_WRITTEN EXERCISE_: Gather every line below where "daily" appears.

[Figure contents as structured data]
+++
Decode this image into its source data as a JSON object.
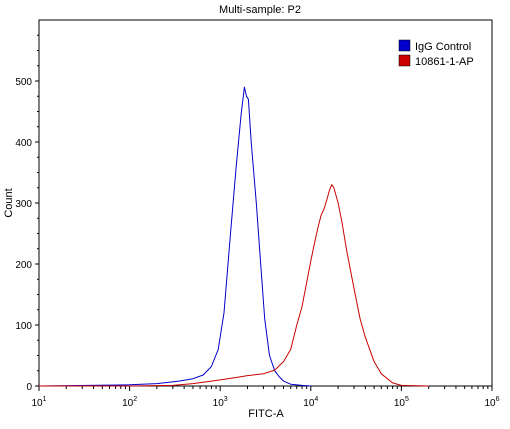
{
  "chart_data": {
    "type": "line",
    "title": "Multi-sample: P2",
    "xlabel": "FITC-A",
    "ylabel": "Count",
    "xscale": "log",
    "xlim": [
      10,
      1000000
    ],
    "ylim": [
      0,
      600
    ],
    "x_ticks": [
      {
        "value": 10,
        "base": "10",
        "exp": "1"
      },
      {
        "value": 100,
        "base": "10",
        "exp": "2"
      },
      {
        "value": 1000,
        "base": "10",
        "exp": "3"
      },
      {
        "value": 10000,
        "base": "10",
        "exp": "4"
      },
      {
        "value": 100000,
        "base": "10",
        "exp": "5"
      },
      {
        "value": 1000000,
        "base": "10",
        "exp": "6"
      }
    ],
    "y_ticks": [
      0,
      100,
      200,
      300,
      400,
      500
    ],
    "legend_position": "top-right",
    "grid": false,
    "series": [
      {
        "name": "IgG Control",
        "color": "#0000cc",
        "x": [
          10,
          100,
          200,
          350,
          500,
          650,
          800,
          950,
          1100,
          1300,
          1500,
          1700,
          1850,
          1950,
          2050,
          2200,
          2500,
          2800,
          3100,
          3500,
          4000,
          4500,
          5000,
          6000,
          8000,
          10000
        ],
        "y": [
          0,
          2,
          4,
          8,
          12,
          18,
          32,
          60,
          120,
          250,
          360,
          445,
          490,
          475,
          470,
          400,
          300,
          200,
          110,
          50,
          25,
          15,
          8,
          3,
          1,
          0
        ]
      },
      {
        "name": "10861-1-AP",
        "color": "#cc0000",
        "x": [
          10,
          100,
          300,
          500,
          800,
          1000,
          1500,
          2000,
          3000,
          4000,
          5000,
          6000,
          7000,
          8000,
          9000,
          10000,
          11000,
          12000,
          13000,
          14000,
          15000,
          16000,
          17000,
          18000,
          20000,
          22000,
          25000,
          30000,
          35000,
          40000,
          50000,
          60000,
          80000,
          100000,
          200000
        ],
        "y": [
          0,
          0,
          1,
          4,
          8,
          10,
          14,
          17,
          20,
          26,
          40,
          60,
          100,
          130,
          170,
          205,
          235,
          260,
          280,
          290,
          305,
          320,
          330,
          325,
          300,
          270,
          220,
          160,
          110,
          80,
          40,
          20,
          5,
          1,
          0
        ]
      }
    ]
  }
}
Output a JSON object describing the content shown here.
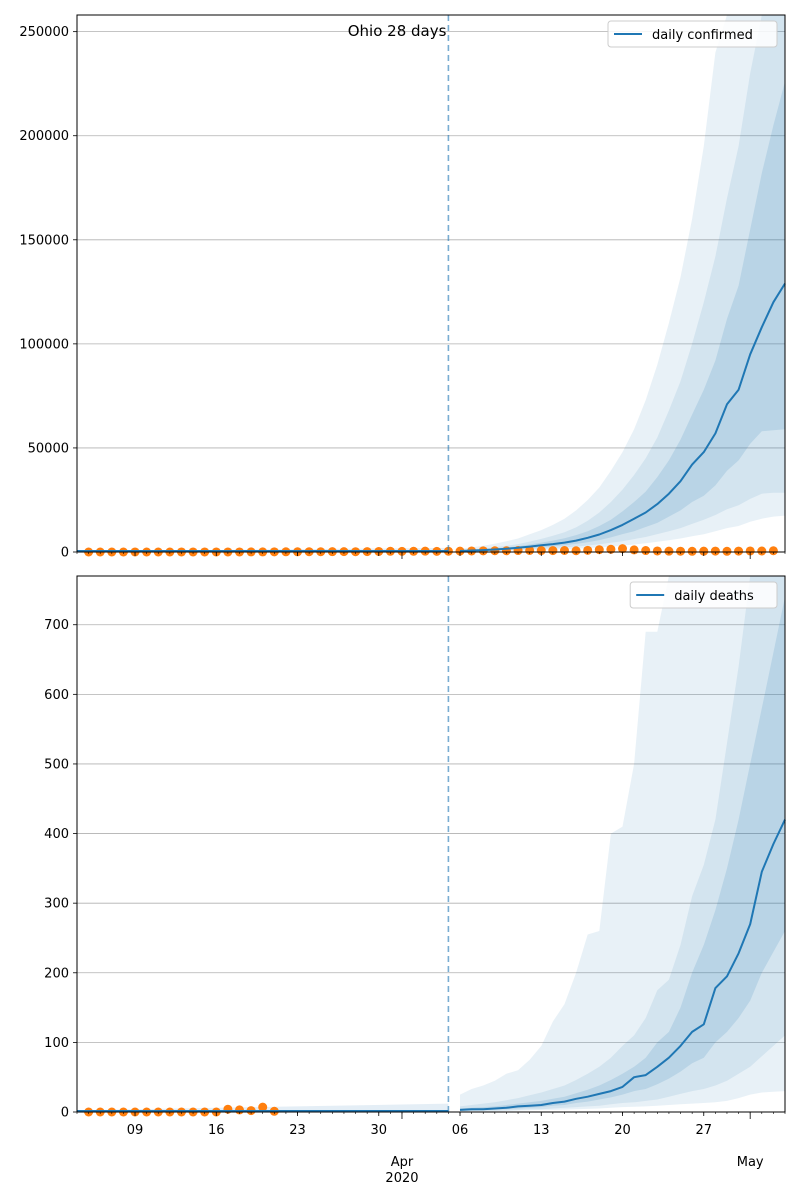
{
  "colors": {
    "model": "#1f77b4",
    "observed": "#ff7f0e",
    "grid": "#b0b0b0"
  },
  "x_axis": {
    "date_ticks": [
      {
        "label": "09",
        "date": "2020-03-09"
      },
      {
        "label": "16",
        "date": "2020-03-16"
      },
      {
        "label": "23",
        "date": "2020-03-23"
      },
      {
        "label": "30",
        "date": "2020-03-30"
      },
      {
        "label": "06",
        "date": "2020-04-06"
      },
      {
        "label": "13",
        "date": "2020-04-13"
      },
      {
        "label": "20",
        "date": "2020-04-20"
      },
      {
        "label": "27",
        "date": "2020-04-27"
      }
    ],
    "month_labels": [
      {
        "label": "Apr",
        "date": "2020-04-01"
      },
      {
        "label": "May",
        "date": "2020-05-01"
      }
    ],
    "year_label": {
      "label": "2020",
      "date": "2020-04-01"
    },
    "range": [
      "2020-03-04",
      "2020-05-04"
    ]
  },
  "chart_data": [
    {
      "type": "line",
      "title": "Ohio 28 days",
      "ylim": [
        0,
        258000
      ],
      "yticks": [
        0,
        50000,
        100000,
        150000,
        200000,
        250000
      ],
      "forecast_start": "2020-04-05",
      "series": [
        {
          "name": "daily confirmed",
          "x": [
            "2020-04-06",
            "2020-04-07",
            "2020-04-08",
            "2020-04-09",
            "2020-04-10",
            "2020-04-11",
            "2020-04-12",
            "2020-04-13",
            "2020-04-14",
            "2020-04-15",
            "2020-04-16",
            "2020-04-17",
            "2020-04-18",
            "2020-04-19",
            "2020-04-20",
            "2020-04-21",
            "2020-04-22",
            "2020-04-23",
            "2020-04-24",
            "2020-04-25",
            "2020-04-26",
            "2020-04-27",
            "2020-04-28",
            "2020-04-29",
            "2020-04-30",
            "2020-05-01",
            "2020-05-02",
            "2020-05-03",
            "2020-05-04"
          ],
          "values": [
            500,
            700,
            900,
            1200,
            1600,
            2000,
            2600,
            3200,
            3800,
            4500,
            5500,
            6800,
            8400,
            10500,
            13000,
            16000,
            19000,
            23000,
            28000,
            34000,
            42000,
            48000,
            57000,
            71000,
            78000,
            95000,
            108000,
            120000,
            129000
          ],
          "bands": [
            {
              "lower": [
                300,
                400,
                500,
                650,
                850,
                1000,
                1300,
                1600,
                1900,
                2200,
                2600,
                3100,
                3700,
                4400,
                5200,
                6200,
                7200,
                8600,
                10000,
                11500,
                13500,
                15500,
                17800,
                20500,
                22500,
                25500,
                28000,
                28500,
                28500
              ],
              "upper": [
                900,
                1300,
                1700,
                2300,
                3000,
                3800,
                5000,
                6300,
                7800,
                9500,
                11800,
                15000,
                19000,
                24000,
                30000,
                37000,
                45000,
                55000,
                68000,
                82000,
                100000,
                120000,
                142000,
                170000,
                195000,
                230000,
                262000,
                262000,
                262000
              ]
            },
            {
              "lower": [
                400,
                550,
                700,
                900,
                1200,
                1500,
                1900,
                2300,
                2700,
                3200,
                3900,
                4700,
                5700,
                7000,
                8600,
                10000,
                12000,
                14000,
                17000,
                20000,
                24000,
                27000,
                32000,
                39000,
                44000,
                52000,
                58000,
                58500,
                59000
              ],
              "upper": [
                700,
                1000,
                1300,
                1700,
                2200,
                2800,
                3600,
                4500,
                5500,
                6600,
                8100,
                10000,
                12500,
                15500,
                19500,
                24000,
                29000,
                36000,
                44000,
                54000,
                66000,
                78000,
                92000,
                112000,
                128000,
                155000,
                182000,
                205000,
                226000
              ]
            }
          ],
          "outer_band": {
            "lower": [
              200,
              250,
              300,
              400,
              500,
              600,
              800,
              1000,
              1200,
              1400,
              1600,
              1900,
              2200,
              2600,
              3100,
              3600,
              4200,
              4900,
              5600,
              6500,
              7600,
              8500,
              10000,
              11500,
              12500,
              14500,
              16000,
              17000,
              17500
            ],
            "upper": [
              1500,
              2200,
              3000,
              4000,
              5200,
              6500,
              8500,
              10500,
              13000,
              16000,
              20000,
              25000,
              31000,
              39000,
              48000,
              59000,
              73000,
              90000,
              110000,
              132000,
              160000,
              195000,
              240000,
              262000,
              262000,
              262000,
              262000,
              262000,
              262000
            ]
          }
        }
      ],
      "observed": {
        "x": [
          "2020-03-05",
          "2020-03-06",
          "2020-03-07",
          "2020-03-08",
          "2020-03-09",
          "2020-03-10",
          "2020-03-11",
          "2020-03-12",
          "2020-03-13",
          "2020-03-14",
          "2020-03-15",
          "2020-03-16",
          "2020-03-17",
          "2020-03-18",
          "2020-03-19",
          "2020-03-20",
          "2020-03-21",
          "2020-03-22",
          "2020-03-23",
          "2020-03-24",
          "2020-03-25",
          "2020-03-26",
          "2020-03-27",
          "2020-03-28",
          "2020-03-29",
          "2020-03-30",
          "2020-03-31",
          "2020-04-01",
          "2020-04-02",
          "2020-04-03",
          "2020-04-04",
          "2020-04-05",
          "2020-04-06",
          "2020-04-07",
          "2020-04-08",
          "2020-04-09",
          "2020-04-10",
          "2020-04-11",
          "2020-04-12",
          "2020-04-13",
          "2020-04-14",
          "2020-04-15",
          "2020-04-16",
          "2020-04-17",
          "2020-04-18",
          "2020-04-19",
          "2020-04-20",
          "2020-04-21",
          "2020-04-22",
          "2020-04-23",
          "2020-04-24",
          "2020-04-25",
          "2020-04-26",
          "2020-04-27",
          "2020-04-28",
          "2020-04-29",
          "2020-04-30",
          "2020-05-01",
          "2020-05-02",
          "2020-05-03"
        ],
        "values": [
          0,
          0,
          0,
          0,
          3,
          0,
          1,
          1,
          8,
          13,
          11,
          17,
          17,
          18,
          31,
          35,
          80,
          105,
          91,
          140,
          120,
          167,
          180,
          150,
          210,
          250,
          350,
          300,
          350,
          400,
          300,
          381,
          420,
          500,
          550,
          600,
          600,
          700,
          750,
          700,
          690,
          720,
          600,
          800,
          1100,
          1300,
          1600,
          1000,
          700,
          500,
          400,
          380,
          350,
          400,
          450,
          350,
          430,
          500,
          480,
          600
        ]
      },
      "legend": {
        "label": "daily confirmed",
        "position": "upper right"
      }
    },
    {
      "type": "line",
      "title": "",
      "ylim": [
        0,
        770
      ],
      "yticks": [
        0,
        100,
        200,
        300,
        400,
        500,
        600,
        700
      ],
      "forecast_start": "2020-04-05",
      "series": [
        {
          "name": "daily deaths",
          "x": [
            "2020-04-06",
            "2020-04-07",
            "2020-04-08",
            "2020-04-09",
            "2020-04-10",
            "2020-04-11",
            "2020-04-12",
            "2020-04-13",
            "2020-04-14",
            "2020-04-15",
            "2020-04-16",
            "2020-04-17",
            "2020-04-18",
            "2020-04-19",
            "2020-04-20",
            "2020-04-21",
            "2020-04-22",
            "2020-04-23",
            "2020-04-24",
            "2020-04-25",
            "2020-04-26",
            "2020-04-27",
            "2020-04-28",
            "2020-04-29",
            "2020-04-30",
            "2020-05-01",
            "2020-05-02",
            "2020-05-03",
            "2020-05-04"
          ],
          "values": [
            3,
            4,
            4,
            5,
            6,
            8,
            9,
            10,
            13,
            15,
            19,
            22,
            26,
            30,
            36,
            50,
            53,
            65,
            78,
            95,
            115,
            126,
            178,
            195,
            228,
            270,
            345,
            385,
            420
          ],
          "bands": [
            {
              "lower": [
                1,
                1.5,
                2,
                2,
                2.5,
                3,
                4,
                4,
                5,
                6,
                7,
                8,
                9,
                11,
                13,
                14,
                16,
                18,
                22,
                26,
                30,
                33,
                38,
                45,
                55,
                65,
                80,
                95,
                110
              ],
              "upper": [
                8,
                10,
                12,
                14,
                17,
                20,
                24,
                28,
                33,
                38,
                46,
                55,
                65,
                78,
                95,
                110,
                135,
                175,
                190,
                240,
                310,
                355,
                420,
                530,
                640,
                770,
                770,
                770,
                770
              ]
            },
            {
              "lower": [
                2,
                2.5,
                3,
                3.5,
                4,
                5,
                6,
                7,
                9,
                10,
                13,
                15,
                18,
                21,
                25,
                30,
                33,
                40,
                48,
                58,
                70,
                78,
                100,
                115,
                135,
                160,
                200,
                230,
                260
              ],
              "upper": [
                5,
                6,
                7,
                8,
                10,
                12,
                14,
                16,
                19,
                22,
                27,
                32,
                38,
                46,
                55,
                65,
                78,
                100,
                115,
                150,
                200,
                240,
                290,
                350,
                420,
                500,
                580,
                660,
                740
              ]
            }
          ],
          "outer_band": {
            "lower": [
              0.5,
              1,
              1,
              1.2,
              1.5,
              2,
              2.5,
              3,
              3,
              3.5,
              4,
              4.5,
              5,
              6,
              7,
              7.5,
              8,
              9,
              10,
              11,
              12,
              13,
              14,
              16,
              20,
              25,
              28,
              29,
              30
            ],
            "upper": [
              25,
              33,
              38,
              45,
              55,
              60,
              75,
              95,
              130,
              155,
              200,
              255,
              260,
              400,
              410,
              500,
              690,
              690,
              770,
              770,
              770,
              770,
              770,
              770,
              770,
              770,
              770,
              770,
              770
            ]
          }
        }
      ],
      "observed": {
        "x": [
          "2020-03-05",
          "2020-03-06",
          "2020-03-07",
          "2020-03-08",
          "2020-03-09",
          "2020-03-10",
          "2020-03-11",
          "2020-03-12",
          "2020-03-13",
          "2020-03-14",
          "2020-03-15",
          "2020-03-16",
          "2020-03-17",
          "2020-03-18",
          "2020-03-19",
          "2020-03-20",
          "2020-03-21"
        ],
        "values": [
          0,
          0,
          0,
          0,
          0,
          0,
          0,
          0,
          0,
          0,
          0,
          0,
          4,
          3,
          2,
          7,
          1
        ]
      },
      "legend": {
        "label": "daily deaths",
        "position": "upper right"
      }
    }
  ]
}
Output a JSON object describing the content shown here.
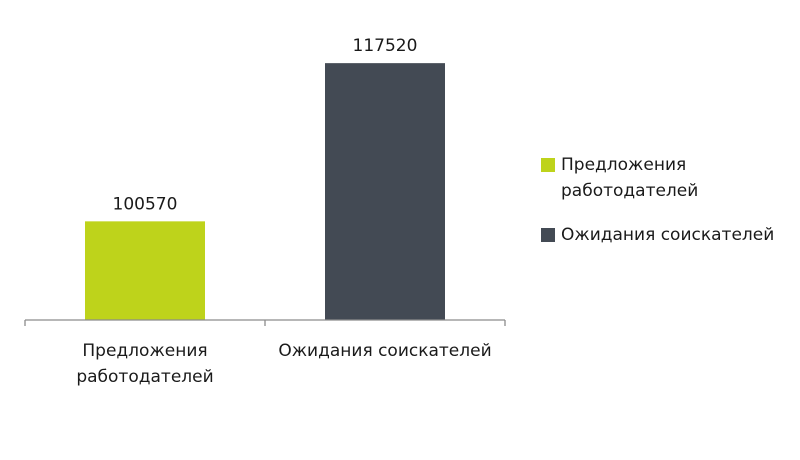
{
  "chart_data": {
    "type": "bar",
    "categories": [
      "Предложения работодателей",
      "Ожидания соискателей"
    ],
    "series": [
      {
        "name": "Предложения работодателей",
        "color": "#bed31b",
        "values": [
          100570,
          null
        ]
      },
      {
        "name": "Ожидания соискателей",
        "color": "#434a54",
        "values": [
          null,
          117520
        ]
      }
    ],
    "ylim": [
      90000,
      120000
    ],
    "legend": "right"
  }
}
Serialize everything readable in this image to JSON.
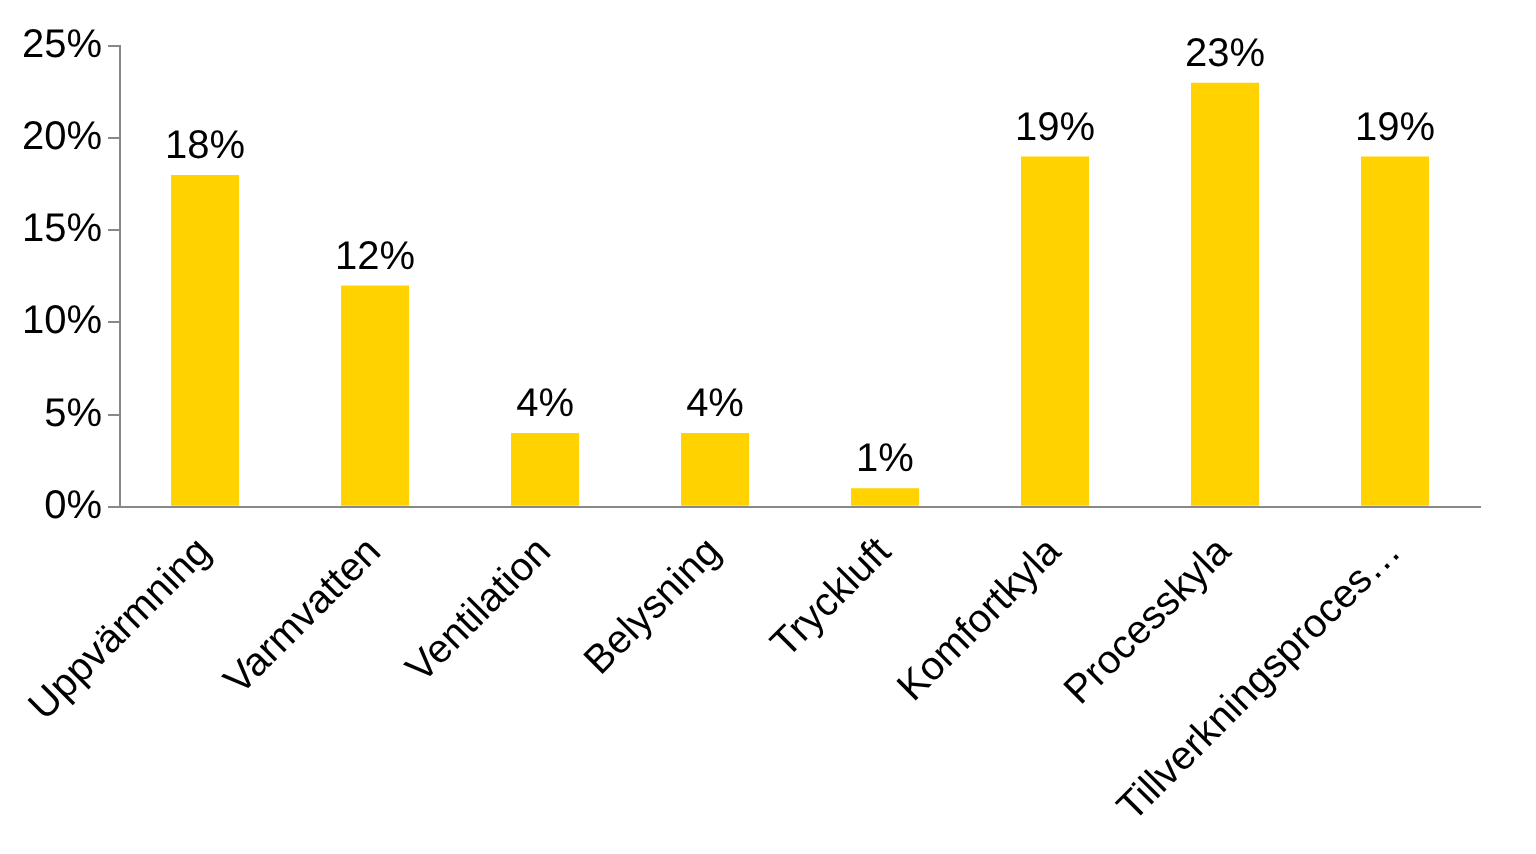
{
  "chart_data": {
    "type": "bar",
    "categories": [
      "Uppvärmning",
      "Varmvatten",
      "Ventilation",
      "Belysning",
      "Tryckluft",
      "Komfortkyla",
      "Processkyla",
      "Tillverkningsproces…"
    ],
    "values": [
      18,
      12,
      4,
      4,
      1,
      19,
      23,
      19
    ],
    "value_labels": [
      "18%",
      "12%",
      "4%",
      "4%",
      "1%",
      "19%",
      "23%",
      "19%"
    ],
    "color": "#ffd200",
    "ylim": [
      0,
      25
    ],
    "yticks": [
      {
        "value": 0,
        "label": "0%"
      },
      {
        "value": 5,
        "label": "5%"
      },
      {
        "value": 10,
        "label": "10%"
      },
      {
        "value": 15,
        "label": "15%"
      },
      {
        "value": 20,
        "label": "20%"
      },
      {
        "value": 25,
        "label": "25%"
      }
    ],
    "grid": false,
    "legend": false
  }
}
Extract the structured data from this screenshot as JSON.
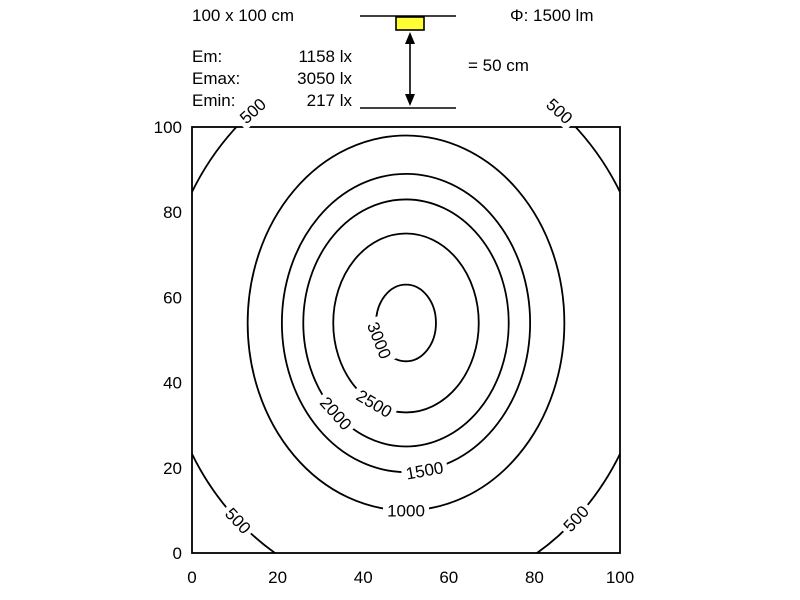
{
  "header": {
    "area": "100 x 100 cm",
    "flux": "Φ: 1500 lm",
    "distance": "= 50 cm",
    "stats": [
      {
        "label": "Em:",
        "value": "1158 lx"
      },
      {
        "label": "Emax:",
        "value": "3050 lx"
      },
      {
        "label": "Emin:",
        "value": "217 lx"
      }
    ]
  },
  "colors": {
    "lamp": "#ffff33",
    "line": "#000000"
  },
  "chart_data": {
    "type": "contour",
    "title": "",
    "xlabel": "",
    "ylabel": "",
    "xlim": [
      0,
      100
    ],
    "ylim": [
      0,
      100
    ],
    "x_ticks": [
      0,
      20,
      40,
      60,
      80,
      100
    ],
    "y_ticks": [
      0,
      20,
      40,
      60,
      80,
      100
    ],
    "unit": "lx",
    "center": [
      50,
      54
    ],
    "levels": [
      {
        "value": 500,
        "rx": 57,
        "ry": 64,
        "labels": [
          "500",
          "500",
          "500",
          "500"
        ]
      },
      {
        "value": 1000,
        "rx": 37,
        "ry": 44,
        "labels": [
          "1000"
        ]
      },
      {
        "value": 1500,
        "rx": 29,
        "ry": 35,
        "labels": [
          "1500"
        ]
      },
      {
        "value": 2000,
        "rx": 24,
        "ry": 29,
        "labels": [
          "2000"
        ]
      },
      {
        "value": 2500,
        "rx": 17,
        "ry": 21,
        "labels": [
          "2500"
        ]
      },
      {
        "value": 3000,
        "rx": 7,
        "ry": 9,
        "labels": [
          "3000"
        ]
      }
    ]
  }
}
+++
_EXERCISE ANSWER_:
          "name": "daily confirmed",
        "label": "daily confirmed",
          "name": "daily deaths",
        "label": "daily deaths",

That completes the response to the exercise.